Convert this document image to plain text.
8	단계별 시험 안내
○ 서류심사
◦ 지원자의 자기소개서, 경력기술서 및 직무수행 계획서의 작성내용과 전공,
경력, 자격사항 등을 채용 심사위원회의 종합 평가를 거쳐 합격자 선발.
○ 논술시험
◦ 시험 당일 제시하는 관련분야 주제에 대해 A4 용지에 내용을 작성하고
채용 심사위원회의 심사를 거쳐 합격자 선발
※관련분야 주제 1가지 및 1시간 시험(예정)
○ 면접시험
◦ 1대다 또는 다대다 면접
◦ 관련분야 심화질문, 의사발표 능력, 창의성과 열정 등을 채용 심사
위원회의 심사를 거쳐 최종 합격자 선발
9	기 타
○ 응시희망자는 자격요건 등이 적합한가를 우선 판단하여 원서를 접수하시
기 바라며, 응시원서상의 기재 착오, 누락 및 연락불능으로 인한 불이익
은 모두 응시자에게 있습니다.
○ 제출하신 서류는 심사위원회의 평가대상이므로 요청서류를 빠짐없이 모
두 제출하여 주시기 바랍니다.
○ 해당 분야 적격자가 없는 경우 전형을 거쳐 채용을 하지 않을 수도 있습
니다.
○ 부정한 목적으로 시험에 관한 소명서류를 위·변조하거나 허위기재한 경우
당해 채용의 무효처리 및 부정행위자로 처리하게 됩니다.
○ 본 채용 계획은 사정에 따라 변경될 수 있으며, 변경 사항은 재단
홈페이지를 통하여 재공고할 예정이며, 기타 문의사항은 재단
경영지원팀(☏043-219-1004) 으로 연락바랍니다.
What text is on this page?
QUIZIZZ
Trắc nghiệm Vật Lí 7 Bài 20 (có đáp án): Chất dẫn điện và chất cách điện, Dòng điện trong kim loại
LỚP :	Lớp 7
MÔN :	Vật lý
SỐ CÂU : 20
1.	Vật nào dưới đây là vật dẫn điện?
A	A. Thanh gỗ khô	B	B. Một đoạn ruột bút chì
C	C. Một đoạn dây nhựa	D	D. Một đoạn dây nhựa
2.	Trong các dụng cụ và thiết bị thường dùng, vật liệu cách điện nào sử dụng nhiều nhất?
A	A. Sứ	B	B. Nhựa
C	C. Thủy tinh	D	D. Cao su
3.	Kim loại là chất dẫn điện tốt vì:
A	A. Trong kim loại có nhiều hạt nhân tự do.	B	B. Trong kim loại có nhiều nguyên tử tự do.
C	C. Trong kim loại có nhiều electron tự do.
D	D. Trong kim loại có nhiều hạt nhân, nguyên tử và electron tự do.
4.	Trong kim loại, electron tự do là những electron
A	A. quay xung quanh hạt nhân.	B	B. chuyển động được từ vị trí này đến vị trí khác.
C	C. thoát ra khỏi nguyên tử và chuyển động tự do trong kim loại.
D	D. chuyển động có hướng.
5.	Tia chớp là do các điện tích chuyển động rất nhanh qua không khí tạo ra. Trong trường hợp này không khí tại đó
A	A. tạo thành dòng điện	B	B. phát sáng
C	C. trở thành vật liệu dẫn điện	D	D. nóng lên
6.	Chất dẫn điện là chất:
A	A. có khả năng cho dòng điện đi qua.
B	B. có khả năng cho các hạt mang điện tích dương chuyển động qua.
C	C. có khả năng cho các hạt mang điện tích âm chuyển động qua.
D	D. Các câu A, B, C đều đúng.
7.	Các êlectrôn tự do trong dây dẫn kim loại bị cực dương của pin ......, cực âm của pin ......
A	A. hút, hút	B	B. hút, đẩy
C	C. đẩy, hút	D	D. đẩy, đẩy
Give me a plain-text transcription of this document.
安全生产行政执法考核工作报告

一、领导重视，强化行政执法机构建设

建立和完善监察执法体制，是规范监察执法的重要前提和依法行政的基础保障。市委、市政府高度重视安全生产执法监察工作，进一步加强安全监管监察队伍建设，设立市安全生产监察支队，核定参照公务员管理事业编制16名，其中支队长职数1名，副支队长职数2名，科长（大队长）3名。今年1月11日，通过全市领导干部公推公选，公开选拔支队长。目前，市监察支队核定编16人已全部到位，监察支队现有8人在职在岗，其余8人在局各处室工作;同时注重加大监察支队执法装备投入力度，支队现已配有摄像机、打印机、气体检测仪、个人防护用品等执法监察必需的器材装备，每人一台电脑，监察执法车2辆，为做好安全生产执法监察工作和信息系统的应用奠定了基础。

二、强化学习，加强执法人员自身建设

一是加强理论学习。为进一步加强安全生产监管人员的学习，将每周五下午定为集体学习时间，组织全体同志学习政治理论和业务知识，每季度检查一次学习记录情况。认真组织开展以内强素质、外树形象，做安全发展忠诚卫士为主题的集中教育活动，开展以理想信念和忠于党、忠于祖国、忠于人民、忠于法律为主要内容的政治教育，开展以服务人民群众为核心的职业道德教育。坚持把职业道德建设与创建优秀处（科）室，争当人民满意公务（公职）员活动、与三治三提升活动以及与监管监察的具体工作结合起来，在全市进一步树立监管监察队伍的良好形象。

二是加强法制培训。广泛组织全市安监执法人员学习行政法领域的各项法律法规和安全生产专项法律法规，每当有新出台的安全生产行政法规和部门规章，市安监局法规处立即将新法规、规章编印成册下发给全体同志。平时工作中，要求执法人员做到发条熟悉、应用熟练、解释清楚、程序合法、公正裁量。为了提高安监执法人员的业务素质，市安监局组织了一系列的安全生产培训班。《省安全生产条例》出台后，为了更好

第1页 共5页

◆ **Goal**:
Only the lines from the one containing "Give me a plain-text" through the end of the material should be reproduced, exactly, with both ends included.

◆ **Exercise output**:
Give me a plain-text transcription of this document.
安全生产行政执法考核工作报告

一、领导重视，强化行政执法机构建设

建立和完善监察执法体制，是规范监察执法的重要前提和依法行政的基础保障。市委、市政府高度重视安全生产执法监察工作，进一步加强安全监管监察队伍建设，设立市安全生产监察支队，核定参照公务员管理事业编制16名，其中支队长职数1名，副支队长职数2名，科长（大队长）3名。今年1月11日，通过全市领导干部公推公选，公开选拔支队长。目前，市监察支队核定编16人已全部到位，监察支队现有8人在职在岗，其余8人在局各处室工作;同时注重加大监察支队执法装备投入力度，支队现已配有摄像机、打印机、气体检测仪、个人防护用品等执法监察必需的器材装备，每人一台电脑，监察执法车2辆，为做好安全生产执法监察工作和信息系统的应用奠定了基础。

二、强化学习，加强执法人员自身建设

一是加强理论学习。为进一步加强安全生产监管人员的学习，将每周五下午定为集体学习时间，组织全体同志学习政治理论和业务知识，每季度检查一次学习记录情况。认真组织开展以内强素质、外树形象，做安全发展忠诚卫士为主题的集中教育活动，开展以理想信念和忠于党、忠于祖国、忠于人民、忠于法律为主要内容的政治教育，开展以服务人民群众为核心的职业道德教育。坚持把职业道德建设与创建优秀处（科）室，争当人民满意公务（公职）员活动、与三治三提升活动以及与监管监察的具体工作结合起来，在全市进一步树立监管监察队伍的良好形象。

二是加强法制培训。广泛组织全市安监执法人员学习行政法领域的各项法律法规和安全生产专项法律法规，每当有新出台的安全生产行政法规和部门规章，市安监局法规处立即将新法规、规章编印成册下发给全体同志。平时工作中，要求执法人员做到发条熟悉、应用熟练、解释清楚、程序合法、公正裁量。为了提高安监执法人员的业务素质，市安监局组织了一系列的安全生产培训班。《省安全生产条例》出台后，为了更好

第1页 共5页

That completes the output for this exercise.